■ **CONSIGNE**
Poursuivez le texte sur les banques centrales et l'économie à partir de sa dernière phrase.

■ **TEXTE DU DOCUMENT**
Le Japon est donc confronté à un retour de la déflation et une nouvelle vague de contamination risque encore d’accentuer le phénomène en pesant sur la consommation.
La BOJ, qui s’est réunie ce matin, a, sans surprise, décidé de maintenir sa politique monétaire inchangée et a prolongé de six mois une série de mesures visant à soulager les difficultés de financement des entreprises touchées par la crise du coronavirus.
Mais elle a quand même un peu surpris en déclarant « étant donné que l’économie et les prix devraient rester sous pression pendant une période prolongée en raison de l’impact du Covid-19, la BOJ va étudier les moyens d’arriver à un nouvel assouplissement monétaire efficace et durable ».
En attendant, la BOJ a maintenu intacte ses cibles de contrôle de la courbe des taux de -0,1% pour les taux à court terme et de 0% pour les rendements obligataires à 10 ans.
Points de désaccord
On espérait un accord ce vendredi aux Etats-Unis, mais un point de désaccord est apparu et qui n’a absolument rien d’anodin. Ce dernier porte sur le fait que les républicains veulent s’assurer que la Fed et le Trésor ne puissent rétablir les facilités de prêt en cas de pandémie qui devaient se terminer le 31 décembre suite à une décision du secrétaire au Trésor Steven Mnuchin. Cela lui permettait de récupérer quelque 455 milliards de dollars qui seraient utilisés pour aider à payer les aides aux particuliers et aux petites entreprises.
Mais en agissant de la sorte, cela lierait le gouvernement de Biden et en particulier Janet Yellen, et l’empêcherait de soutenir les marchés financiers en cas de nouvelles turbulences.
Il y a urgence car il faut un accord avant la fin de l’année pour apporter une nouvelle aide aux chômeurs, mais aussi parce que le marché de l’emploi se retourne comme l’ont confirmé les derniers chiffres.
Et c’est encore le cas (voir graphique) avec les inscriptions hebdomadaires au chômage qui sont passées de 862.000 à 885.000.
Pas d’accord non plus concernant le Brexit, et là aussi le temps presse.
En attendant, la BOE a laissé ses taux inchangés et maintenu son programme de soutien tout en déclarant qu’elle tolérerait une inflation temporairement plus élevée si la livre sterling plongeait après un Brexit sans accord.

■ **EXTRAITS DE DONNÉES**
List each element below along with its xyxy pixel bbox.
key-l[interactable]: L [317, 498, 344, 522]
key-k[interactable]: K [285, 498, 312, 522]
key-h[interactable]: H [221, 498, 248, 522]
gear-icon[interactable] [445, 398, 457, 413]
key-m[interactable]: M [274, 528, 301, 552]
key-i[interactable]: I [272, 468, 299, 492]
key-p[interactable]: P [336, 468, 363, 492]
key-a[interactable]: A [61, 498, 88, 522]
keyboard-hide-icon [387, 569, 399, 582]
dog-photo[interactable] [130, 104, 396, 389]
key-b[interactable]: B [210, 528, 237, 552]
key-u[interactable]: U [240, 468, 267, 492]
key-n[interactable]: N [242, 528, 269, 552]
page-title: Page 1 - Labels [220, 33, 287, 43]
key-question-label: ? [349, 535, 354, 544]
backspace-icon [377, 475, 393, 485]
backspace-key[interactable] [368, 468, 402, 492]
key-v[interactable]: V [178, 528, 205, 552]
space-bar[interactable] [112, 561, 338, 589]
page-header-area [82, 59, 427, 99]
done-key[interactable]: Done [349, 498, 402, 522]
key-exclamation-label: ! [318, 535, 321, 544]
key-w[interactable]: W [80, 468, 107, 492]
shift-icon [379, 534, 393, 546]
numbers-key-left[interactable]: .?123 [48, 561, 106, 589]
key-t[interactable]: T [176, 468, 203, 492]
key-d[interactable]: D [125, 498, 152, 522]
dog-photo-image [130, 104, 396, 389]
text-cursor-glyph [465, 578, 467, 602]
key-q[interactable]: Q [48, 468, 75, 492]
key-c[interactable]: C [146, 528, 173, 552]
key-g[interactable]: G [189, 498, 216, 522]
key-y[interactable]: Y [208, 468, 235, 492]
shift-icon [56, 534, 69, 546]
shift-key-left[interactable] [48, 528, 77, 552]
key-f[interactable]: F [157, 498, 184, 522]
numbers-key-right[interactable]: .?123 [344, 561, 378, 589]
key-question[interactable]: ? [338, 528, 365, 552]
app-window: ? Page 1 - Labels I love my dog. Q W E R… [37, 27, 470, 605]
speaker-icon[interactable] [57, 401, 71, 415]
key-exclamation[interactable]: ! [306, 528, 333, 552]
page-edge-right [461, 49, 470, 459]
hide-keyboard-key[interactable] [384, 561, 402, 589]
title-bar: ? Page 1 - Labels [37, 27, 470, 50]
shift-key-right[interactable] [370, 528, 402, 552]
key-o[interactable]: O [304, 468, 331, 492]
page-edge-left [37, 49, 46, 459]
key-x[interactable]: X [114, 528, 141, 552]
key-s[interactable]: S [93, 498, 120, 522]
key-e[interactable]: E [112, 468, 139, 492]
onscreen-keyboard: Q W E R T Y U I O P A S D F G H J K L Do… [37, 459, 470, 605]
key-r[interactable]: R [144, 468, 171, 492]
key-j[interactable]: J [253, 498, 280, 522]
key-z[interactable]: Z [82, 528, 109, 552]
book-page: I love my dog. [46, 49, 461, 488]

■ **RÉSULTAT**
Et manifestement ce n’est pas l’optimisme débordant de part et d’autre, Boris Johnson a averti que le temps était compté et qu’un scénario de non-réalisation d’un accord était “très probable”, et Ursula von der Leyen, qu’il était “très difficile” de combler les différences, en particulier sur la question des droits de pêche.
Et pendant ce temps…
Le virus galope. Avec plus de 800 morts hier en Allemagne, avec de nouvelles mesures de restriction à partir de demain en Grande-Bretagne, et l’annonce d’un confinement généralisé en Pologne.
Avec évidemment l’épisode Macron, qui prêterait presque à sourire, sauf que l’annonce de sa contamination a obligé toute une série de responsables politiques en France à s’isoler. Mais ailleurs aussi à cause du sommet européen de la semaine passée où il a côtoyé beaucoup de monde.
Et la situation pourrait encore empirer si nous ne sommes pas responsables et attentifs aux autres durant les fêtes. N’oublions pas que notre bonheur dépend de celui des autres, ce qu’on appelle la compersion, à savoir le bonheur qu’on peut éprouver lorsqu’on est témoin du bonheur ou de la joie de quelqu’un d’autre. Et qu’en étant extrêmement attentif et en respectant les gestes barrières et la distanciation sociale, nous aurons le bonheur de voir la joie de nos proches durant longtemps.
Ce n’est pas encore l’heure des vœux, même si j’espère que la semaine prochaine nous aurons au moins un accord aux Etats-Unis et sur le Brexit. Mais pour reprendre la phrase d’Edgard Morin « l’espérance n’est pas certitude. Dire qu’on a de l’espoir, c’est dire qu’on a beaucoup de raisons de désespérer. Nous ignorons les limites du possible, d’où la justification de l’espérance, mais nous savons qu’il a des limites, d’où la confirmation de la désespérance. L’espérance du possible s’enfante sur fond d’impossible ».
Vous l’avez compris, la semaine prochaine, je fais une pause, et on se retrouve le lundi 28 décembre. Et je vous souhaite donc déjà une excellente fête de Noël.